### MATERIAL
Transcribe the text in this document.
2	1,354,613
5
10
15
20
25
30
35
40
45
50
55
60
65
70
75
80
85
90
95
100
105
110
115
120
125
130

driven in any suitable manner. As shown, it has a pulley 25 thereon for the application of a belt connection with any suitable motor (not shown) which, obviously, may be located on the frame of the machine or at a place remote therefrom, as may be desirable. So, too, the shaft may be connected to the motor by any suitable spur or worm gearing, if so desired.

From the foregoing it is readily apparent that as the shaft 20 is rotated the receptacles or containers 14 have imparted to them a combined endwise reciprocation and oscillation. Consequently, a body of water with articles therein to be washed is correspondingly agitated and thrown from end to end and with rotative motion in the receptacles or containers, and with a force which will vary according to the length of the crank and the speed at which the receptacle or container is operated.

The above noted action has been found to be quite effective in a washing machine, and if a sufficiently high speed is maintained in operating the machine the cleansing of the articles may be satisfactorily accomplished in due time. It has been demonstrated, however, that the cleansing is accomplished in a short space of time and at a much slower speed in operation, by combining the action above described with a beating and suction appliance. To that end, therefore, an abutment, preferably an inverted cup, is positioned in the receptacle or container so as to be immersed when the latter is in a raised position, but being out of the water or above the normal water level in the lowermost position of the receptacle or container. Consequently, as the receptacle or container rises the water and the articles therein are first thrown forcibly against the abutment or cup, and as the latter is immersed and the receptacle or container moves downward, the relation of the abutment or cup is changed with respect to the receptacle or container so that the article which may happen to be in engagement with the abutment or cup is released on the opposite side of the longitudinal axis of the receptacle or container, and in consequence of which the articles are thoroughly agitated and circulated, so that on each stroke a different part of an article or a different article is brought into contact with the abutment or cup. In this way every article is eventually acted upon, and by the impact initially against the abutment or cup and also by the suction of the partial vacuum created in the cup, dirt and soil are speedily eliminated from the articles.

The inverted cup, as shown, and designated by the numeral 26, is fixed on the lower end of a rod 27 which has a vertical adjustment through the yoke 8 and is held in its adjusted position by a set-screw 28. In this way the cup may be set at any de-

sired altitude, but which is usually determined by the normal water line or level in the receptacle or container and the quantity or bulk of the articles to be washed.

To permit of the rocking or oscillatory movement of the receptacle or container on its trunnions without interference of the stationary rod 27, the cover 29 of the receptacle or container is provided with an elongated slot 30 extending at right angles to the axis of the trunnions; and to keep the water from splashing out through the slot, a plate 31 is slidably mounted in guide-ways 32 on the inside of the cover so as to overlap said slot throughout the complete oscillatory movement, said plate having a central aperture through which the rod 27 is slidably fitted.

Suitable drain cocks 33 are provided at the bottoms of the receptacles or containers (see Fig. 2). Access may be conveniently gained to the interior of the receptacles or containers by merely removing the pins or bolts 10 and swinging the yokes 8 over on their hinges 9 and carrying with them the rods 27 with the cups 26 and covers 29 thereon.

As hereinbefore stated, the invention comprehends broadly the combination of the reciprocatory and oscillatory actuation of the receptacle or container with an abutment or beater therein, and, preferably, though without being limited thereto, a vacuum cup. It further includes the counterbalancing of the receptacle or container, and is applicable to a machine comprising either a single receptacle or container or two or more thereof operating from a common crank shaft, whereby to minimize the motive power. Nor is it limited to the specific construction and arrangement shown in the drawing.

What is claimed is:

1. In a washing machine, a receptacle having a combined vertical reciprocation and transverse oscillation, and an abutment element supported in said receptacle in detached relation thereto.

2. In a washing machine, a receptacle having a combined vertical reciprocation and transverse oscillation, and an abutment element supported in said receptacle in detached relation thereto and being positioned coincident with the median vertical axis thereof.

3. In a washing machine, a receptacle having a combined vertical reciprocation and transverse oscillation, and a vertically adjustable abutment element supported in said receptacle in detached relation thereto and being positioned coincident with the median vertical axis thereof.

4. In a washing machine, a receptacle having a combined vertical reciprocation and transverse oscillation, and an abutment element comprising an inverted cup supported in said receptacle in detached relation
######
§ AIM OF THE TASK
Repeat the listing in full, keeping every line exactly as it is.

§ FULL OUTPUT
Transcribe the text in this document.
2	1,354,613
5
10
15
20
25
30
35
40
45
50
55
60
65
70
75
80
85
90
95
100
105
110
115
120
125
130

driven in any suitable manner. As shown, it has a pulley 25 thereon for the application of a belt connection with any suitable motor (not shown) which, obviously, may be located on the frame of the machine or at a place remote therefrom, as may be desirable. So, too, the shaft may be connected to the motor by any suitable spur or worm gearing, if so desired.

From the foregoing it is readily apparent that as the shaft 20 is rotated the receptacles or containers 14 have imparted to them a combined endwise reciprocation and oscillation. Consequently, a body of water with articles therein to be washed is correspondingly agitated and thrown from end to end and with rotative motion in the receptacles or containers, and with a force which will vary according to the length of the crank and the speed at which the receptacle or container is operated.

The above noted action has been found to be quite effective in a washing machine, and if a sufficiently high speed is maintained in operating the machine the cleansing of the articles may be satisfactorily accomplished in due time. It has been demonstrated, however, that the cleansing is accomplished in a short space of time and at a much slower speed in operation, by combining the action above described with a beating and suction appliance. To that end, therefore, an abutment, preferably an inverted cup, is positioned in the receptacle or container so as to be immersed when the latter is in a raised position, but being out of the water or above the normal water level in the lowermost position of the receptacle or container. Consequently, as the receptacle or container rises the water and the articles therein are first thrown forcibly against the abutment or cup, and as the latter is immersed and the receptacle or container moves downward, the relation of the abutment or cup is changed with respect to the receptacle or container so that the article which may happen to be in engagement with the abutment or cup is released on the opposite side of the longitudinal axis of the receptacle or container, and in consequence of which the articles are thoroughly agitated and circulated, so that on each stroke a different part of an article or a different article is brought into contact with the abutment or cup. In this way every article is eventually acted upon, and by the impact initially against the abutment or cup and also by the suction of the partial vacuum created in the cup, dirt and soil are speedily eliminated from the articles.

The inverted cup, as shown, and designated by the numeral 26, is fixed on the lower end of a rod 27 which has a vertical adjustment through the yoke 8 and is held in its adjusted position by a set-screw 28. In this way the cup may be set at any de-

sired altitude, but which is usually determined by the normal water line or level in the receptacle or container and the quantity or bulk of the articles to be washed.

To permit of the rocking or oscillatory movement of the receptacle or container on its trunnions without interference of the stationary rod 27, the cover 29 of the receptacle or container is provided with an elongated slot 30 extending at right angles to the axis of the trunnions; and to keep the water from splashing out through the slot, a plate 31 is slidably mounted in guide-ways 32 on the inside of the cover so as to overlap said slot throughout the complete oscillatory movement, said plate having a central aperture through which the rod 27 is slidably fitted.

Suitable drain cocks 33 are provided at the bottoms of the receptacles or containers (see Fig. 2). Access may be conveniently gained to the interior of the receptacles or containers by merely removing the pins or bolts 10 and swinging the yokes 8 over on their hinges 9 and carrying with them the rods 27 with the cups 26 and covers 29 thereon.

As hereinbefore stated, the invention comprehends broadly the combination of the reciprocatory and oscillatory actuation of the receptacle or container with an abutment or beater therein, and, preferably, though without being limited thereto, a vacuum cup. It further includes the counterbalancing of the receptacle or container, and is applicable to a machine comprising either a single receptacle or container or two or more thereof operating from a common crank shaft, whereby to minimize the motive power. Nor is it limited to the specific construction and arrangement shown in the drawing.

What is claimed is:

1. In a washing machine, a receptacle having a combined vertical reciprocation and transverse oscillation, and an abutment element supported in said receptacle in detached relation thereto.

2. In a washing machine, a receptacle having a combined vertical reciprocation and transverse oscillation, and an abutment element supported in said receptacle in detached relation thereto and being positioned coincident with the median vertical axis thereof.

3. In a washing machine, a receptacle having a combined vertical reciprocation and transverse oscillation, and a vertically adjustable abutment element supported in said receptacle in detached relation thereto and being positioned coincident with the median vertical axis thereof.

4. In a washing machine, a receptacle having a combined vertical reciprocation and transverse oscillation, and an abutment element comprising an inverted cup supported in said receptacle in detached relation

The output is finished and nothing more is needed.